Source records
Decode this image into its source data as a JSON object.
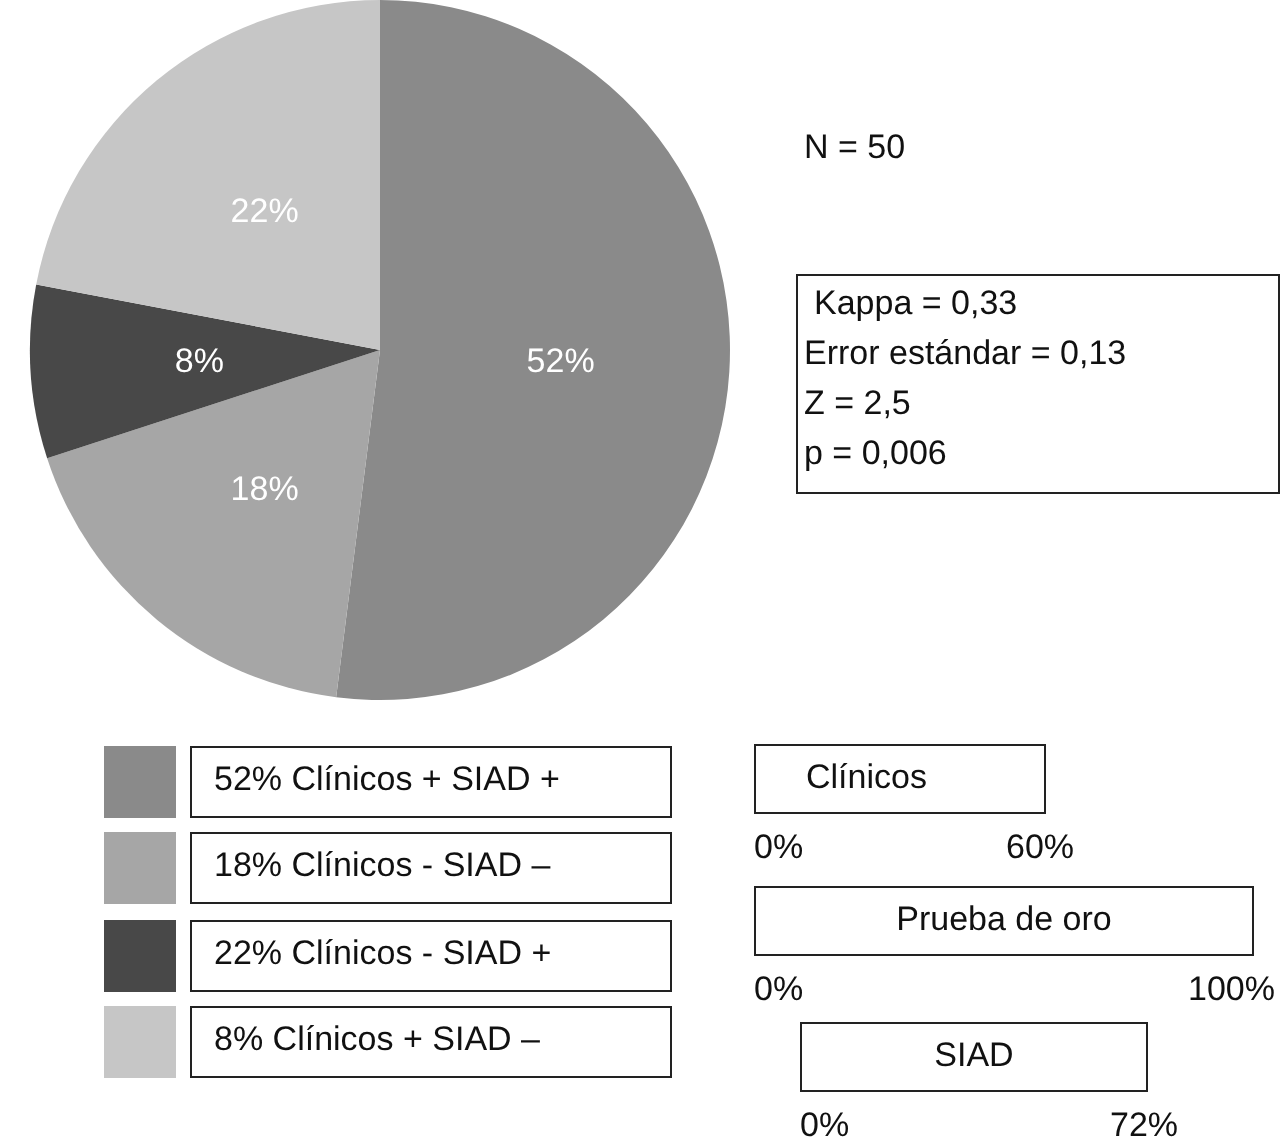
{
  "chart_data": {
    "type": "pie",
    "categories": [
      "52% Clínicos + SIAD +",
      "18% Clínicos - SIAD –",
      "22% Clínicos - SIAD +",
      "8% Clínicos + SIAD –"
    ],
    "values": [
      52,
      18,
      8,
      22
    ],
    "colors": [
      "#8a8a8a",
      "#a6a6a6",
      "#484848",
      "#c6c6c6"
    ],
    "value_labels": [
      "52%",
      "18%",
      "8%",
      "22%"
    ],
    "legend": "bottom left",
    "annotations": [
      "N = 50",
      "Kappa = 0,33",
      "Error estándar = 0,13",
      "Z = 2,5",
      "p = 0,006",
      "Clínicos",
      "0%",
      "60%",
      "Prueba de oro",
      "0%",
      "100%",
      "SIAD",
      "0%",
      "72%"
    ]
  }
}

**WRITTEN EXERCISE:**
Reply with only the number of lines in the material above where the string "SIAD" appears.

**SOLUTION TO THIS EXERCISE:**
5